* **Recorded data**
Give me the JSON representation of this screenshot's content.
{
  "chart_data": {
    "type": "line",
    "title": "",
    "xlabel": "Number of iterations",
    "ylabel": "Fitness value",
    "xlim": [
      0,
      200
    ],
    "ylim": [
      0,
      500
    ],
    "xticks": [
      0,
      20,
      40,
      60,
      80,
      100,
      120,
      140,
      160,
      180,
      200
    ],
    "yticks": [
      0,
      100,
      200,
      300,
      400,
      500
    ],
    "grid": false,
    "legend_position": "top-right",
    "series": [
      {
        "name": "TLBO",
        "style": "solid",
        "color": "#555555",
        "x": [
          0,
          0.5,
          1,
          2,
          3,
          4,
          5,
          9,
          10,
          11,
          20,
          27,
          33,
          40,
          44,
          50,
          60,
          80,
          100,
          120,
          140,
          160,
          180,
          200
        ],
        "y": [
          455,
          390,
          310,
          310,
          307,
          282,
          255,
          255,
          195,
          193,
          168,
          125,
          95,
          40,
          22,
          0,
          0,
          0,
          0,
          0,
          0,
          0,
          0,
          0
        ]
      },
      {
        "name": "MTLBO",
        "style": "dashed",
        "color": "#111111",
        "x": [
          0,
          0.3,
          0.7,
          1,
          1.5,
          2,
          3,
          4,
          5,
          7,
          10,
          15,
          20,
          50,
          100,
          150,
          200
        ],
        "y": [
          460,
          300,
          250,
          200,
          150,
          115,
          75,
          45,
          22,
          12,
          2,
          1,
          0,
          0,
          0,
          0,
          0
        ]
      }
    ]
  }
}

* **SHORT PROBLEM**
Copy out each record exactly as given, omitting none.

* **EXERCISE RESPONSE**
Give me the JSON representation of this screenshot's content.
{
  "chart_data": {
    "type": "line",
    "title": "",
    "xlabel": "Number of iterations",
    "ylabel": "Fitness value",
    "xlim": [
      0,
      200
    ],
    "ylim": [
      0,
      500
    ],
    "xticks": [
      0,
      20,
      40,
      60,
      80,
      100,
      120,
      140,
      160,
      180,
      200
    ],
    "yticks": [
      0,
      100,
      200,
      300,
      400,
      500
    ],
    "grid": false,
    "legend_position": "top-right",
    "series": [
      {
        "name": "TLBO",
        "style": "solid",
        "color": "#555555",
        "x": [
          0,
          0.5,
          1,
          2,
          3,
          4,
          5,
          9,
          10,
          11,
          20,
          27,
          33,
          40,
          44,
          50,
          60,
          80,
          100,
          120,
          140,
          160,
          180,
          200
        ],
        "y": [
          455,
          390,
          310,
          310,
          307,
          282,
          255,
          255,
          195,
          193,
          168,
          125,
          95,
          40,
          22,
          0,
          0,
          0,
          0,
          0,
          0,
          0,
          0,
          0
        ]
      },
      {
        "name": "MTLBO",
        "style": "dashed",
        "color": "#111111",
        "x": [
          0,
          0.3,
          0.7,
          1,
          1.5,
          2,
          3,
          4,
          5,
          7,
          10,
          15,
          20,
          50,
          100,
          150,
          200
        ],
        "y": [
          460,
          300,
          250,
          200,
          150,
          115,
          75,
          45,
          22,
          12,
          2,
          1,
          0,
          0,
          0,
          0,
          0
        ]
      }
    ]
  }
}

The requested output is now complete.